MISE EN PRATIQUE:
[1] Répondez à ces questions à partir du texte de l'exercice :
(a) À quel âge Delphine COLLARDI est-elle décédée ?
(b) Combien d'enfants des hospices de Paris viennent d'être envoyés en Algérie ?
(c) Quelles raisons le préfet des Hautes-Alpes invoque-t-il pour refuser ?
[2] Recopiez le texte de l'exercice de « Dès 1845, le » à « Misserghin en Algérie. ».
[3] Ces affirmations sont-elles conformes au texte de l'exercice ?
(a) Pierre ZACHARIE est décédé à La Frédière.
(b) La circulaire qui sollicite la participation des autres départements date de 1845.
(c) Le préfet des Hautes-Alpes était favorable à l'idée du gouvernement.

TEXTE DE L'EXERCICE:

Si beaucoup meurent dans les premières semaines ou les premiers mois de leur vie, il n'est pas rare d'observer des décès à un âge plus avancé. On peut en relever 5 à Montmaur survenus entre 3 et 10 ans : le 18 février 1832, François GOA décède à l'âge d'environ 3 ans ; le 1er juin 1842, Antoinette GARGARI décède à l'âge de 3 ans ; le 30 mars 1855, Marie Baptistine BERELLY décède à l'âge de 4 ans et 5 mois ; le 3 novembre 1841, Delphine COLLARDI décède à l'âge de 7 ans ; et le 19 mars 1870, Pierre ZACHARIE décède à La Frédière à l'âge de 10 ans.

Dès 1845, le gouvernement envisage de faire participer les enfants des hospices à la colonisation de l'Algérie. Alors que 200 enfants des hospices de Paris âgés de 10 à 13 ans viennent d'être envoyés dans un hospice créé en Algérie, par une circulaire du 7 août 1852, il sollicite la participation des autres départements. Opposé à cette idée, le préfet des Hautes-Alpes, Augustin-Pierre LE PROVOST DE LAUNAY, refuse en invoquant des raisons financières (14). Deux ans plus tard, il réitère son refus - avec une pointe d'ironie - et regrette (15) : de ne pouvoir faire participer aucun des enfants du département aux avantages offerts par l'orphelinat de Misserghin en Algérie.

ENTRÉES FOURNIES:
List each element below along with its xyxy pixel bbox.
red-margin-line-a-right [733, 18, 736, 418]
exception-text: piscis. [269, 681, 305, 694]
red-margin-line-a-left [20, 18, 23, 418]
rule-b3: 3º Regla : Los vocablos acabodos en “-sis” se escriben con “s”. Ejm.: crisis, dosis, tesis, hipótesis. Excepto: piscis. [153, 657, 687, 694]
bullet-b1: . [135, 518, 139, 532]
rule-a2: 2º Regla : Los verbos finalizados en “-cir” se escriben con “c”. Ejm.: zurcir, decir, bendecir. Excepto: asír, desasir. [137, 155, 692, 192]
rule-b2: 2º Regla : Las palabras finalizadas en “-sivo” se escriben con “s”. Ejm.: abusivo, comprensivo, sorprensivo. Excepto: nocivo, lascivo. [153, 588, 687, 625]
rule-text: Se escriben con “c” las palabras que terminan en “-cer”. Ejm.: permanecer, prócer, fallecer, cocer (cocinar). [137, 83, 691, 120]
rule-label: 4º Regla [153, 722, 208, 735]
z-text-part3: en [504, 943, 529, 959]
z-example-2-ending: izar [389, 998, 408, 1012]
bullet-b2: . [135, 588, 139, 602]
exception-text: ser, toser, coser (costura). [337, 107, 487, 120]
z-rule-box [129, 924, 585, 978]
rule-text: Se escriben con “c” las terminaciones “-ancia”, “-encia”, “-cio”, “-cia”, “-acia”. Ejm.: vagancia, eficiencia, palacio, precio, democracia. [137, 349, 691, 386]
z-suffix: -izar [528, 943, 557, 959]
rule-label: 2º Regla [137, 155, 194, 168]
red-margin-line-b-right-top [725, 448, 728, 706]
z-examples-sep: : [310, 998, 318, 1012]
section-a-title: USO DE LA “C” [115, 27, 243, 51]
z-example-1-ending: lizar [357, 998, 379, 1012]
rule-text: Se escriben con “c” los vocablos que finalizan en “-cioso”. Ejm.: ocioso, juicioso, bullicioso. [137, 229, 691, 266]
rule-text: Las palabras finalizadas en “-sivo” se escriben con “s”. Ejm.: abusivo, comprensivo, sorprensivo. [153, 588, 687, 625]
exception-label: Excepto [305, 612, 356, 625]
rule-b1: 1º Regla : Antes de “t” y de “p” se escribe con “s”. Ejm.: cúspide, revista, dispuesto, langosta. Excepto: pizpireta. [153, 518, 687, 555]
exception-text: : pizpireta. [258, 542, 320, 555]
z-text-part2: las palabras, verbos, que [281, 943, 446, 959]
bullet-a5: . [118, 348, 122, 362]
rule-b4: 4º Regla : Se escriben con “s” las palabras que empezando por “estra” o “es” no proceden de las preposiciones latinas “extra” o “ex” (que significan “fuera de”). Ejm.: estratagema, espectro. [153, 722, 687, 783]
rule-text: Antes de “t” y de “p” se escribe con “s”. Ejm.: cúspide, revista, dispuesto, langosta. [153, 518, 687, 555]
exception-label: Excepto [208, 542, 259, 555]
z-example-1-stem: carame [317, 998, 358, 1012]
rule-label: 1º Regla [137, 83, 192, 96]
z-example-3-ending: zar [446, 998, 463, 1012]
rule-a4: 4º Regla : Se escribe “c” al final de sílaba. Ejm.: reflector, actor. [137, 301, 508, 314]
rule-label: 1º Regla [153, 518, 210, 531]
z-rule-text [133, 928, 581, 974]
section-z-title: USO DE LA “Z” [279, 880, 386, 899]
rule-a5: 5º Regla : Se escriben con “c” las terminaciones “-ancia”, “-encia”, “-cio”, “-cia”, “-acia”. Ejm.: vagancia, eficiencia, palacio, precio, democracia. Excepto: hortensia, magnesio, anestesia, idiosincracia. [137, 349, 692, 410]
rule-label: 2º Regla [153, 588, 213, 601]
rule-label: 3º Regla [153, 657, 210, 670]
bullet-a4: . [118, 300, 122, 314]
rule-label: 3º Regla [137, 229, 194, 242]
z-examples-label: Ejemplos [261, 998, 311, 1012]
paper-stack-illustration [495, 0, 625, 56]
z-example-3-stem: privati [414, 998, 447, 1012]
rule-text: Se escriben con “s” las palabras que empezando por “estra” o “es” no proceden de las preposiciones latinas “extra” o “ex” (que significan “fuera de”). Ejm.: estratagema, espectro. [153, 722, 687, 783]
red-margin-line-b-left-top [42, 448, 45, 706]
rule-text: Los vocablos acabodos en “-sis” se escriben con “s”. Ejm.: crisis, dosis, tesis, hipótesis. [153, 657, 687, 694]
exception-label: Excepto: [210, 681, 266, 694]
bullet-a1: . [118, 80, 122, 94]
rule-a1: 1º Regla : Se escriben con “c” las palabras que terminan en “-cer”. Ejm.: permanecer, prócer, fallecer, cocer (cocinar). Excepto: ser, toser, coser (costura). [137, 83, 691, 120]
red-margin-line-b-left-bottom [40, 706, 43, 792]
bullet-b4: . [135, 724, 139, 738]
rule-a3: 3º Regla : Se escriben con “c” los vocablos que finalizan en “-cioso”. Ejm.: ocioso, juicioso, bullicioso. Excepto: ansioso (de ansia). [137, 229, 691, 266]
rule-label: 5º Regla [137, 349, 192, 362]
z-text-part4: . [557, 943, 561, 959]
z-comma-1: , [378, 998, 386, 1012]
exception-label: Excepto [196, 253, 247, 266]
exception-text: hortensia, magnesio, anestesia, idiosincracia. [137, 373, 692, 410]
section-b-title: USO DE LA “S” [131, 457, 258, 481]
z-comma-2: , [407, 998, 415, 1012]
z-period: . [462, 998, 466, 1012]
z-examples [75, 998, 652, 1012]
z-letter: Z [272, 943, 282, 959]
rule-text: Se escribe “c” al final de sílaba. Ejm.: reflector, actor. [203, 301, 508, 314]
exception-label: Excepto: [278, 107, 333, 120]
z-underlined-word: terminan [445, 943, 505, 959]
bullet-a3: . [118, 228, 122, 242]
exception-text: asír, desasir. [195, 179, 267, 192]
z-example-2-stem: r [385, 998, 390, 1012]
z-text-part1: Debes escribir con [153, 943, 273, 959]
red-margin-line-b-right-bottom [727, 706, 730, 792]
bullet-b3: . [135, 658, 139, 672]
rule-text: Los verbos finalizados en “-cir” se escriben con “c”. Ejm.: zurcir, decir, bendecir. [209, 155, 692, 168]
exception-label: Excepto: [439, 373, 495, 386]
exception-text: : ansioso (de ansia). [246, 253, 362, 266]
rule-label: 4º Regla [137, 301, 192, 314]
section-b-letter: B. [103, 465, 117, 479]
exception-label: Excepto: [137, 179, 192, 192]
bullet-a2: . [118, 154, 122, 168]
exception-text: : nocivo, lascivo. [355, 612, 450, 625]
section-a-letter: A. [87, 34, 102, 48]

CORRIGÉ PAR TÂCHE:
[1]
(a) À l'âge de 7 ans.
(b) 200 enfants.
(c) Des raisons financières.

[2]
Dès 1845, le gouvernement envisage de faire participer les enfants des hospices à la colonisation de l'Algérie. Alors que 200 enfants des hospices de Paris âgés de 10 à 13 ans viennent d'être envoyés dans un hospice créé en Algérie, par une circulaire du 7 août 1852, il sollicite la participation des autres départements. Opposé à cette idée, le préfet des Hautes-Alpes, Augustin-Pierre LE PROVOST DE LAUNAY, refuse en invoquant des raisons financières (14). Deux ans plus tard, il réitère son refus - avec une pointe d'ironie - et regrette (15) : de ne pouvoir faire participer aucun des enfants du département aux avantages offerts par l'orphelinat de Misserghin en Algérie.

[3]
(a) Oui : « le 19 mars 1870, Pierre ZACHARIE décède à La Frédière à l'âge de 10 ans ».
(b) Non : « par une circulaire du 7 août 1852, il sollicite la participation des autres départements ».
(c) Non : « Opposé à cette idée, le préfet des Hautes-Alpes, Augustin-Pierre LE PROVOST DE LAUNAY, refuse ».